- **REQUIRED WORK**
Write out the data again in full, exactly as it reads.

- **DATA EXTRACT**
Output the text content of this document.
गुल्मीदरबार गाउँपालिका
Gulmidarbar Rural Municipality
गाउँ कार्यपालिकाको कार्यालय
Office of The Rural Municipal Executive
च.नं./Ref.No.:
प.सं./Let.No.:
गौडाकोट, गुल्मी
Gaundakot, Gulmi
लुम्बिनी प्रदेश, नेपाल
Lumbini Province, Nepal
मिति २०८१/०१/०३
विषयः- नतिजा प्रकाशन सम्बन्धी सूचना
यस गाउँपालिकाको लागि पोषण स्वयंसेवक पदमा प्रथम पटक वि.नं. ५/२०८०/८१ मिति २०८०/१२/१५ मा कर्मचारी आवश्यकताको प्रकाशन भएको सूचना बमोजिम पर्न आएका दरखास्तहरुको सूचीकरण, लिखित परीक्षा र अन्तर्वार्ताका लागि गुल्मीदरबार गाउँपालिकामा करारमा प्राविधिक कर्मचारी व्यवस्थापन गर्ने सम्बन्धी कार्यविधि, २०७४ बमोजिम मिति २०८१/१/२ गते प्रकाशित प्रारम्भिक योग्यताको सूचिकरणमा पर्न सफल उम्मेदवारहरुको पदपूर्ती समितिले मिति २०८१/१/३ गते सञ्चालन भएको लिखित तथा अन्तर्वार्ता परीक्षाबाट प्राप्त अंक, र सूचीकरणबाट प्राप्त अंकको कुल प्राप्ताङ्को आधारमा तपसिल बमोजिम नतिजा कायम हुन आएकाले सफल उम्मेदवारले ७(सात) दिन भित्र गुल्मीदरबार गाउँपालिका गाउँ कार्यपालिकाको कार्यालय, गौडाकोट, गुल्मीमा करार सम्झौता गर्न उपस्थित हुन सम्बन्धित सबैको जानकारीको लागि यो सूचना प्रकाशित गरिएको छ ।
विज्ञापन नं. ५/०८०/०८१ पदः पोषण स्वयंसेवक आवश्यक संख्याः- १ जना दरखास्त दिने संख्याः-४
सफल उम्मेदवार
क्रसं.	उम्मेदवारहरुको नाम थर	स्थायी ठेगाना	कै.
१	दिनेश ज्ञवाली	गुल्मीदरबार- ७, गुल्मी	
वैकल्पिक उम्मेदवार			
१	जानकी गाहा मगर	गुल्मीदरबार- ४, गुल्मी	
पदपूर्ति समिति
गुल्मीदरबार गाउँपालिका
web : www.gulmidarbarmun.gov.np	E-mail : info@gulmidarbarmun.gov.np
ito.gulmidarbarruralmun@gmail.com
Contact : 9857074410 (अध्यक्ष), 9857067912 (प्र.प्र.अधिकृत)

- **THE RESPONSE**
Output the text content of this document.
गुल्मीदरबार गाउँपालिका
Gulmidarbar Rural Municipality
गाउँ कार्यपालिकाको कार्यालय
Office of The Rural Municipal Executive
च.नं./Ref.No.:
प.सं./Let.No.:
गौडाकोट, गुल्मी
Gaundakot, Gulmi
लुम्बिनी प्रदेश, नेपाल
Lumbini Province, Nepal
मिति २०८१/०१/०३
विषयः- नतिजा प्रकाशन सम्बन्धी सूचना
यस गाउँपालिकाको लागि पोषण स्वयंसेवक पदमा प्रथम पटक वि.नं. ५/२०८०/८१ मिति २०८०/१२/१५ मा कर्मचारी आवश्यकताको प्रकाशन भएको सूचना बमोजिम पर्न आएका दरखास्तहरुको सूचीकरण, लिखित परीक्षा र अन्तर्वार्ताका लागि गुल्मीदरबार गाउँपालिकामा करारमा प्राविधिक कर्मचारी व्यवस्थापन गर्ने सम्बन्धी कार्यविधि, २०७४ बमोजिम मिति २०८१/१/२ गते प्रकाशित प्रारम्भिक योग्यताको सूचिकरणमा पर्न सफल उम्मेदवारहरुको पदपूर्ती समितिले मिति २०८१/१/३ गते सञ्चालन भएको लिखित तथा अन्तर्वार्ता परीक्षाबाट प्राप्त अंक, र सूचीकरणबाट प्राप्त अंकको कुल प्राप्ताङ्को आधारमा तपसिल बमोजिम नतिजा कायम हुन आएकाले सफल उम्मेदवारले ७(सात) दिन भित्र गुल्मीदरबार गाउँपालिका गाउँ कार्यपालिकाको कार्यालय, गौडाकोट, गुल्मीमा करार सम्झौता गर्न उपस्थित हुन सम्बन्धित सबैको जानकारीको लागि यो सूचना प्रकाशित गरिएको छ ।
विज्ञापन नं. ५/०८०/०८१ पदः पोषण स्वयंसेवक आवश्यक संख्याः- १ जना दरखास्त दिने संख्याः-४
सफल उम्मेदवार
क्रसं.	उम्मेदवारहरुको नाम थर	स्थायी ठेगाना	कै.
१	दिनेश ज्ञवाली	गुल्मीदरबार- ७, गुल्मी	
वैकल्पिक उम्मेदवार			
१	जानकी गाहा मगर	गुल्मीदरबार- ४, गुल्मी	
पदपूर्ति समिति
गुल्मीदरबार गाउँपालिका
web : www.gulmidarbarmun.gov.np	E-mail : info@gulmidarbarmun.gov.np
ito.gulmidarbarruralmun@gmail.com
Contact : 9857074410 (अध्यक्ष), 9857067912 (प्र.प्र.अधिकृत)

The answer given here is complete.